**STATED EXERCISE:** Using the data below, gather each line that includes the word "otrzymać".
─── DATA FOR THIS EXERCISE
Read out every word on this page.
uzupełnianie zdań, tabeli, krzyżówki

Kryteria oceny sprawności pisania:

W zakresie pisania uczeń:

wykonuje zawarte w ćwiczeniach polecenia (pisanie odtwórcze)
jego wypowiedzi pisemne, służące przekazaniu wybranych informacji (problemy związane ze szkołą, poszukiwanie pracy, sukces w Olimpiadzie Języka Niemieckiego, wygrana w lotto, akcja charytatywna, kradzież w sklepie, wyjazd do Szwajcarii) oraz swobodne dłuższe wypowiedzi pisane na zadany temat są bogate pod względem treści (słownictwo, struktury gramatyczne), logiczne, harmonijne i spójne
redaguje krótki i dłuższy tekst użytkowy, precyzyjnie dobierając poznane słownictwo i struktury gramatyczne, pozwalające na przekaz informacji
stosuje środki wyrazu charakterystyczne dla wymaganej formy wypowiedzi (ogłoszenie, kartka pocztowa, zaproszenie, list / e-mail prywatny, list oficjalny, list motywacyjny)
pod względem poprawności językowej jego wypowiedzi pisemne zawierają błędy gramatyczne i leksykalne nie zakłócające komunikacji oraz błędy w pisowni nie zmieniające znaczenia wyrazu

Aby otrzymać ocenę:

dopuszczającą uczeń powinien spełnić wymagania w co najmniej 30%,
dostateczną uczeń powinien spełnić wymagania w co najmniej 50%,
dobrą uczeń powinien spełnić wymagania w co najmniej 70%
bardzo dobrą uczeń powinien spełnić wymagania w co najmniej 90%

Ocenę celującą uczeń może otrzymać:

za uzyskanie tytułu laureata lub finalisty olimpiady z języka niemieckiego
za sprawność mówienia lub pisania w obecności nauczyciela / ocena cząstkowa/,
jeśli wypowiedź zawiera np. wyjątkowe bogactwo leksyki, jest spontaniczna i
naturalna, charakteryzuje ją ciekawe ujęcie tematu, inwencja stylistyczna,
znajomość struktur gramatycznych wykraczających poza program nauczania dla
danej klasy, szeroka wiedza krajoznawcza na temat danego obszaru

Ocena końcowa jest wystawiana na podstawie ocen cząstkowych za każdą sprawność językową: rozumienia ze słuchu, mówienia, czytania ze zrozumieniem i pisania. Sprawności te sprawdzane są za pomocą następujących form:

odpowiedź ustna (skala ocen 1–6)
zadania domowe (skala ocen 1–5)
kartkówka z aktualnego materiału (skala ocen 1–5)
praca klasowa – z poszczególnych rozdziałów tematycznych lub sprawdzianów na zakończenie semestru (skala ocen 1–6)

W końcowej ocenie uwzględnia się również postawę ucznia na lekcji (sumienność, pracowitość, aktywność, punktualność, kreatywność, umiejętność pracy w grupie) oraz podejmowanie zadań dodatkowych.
──────
**THE RESPONSE:**
Aby otrzymać ocenę:
Ocenę celującą uczeń może otrzymać:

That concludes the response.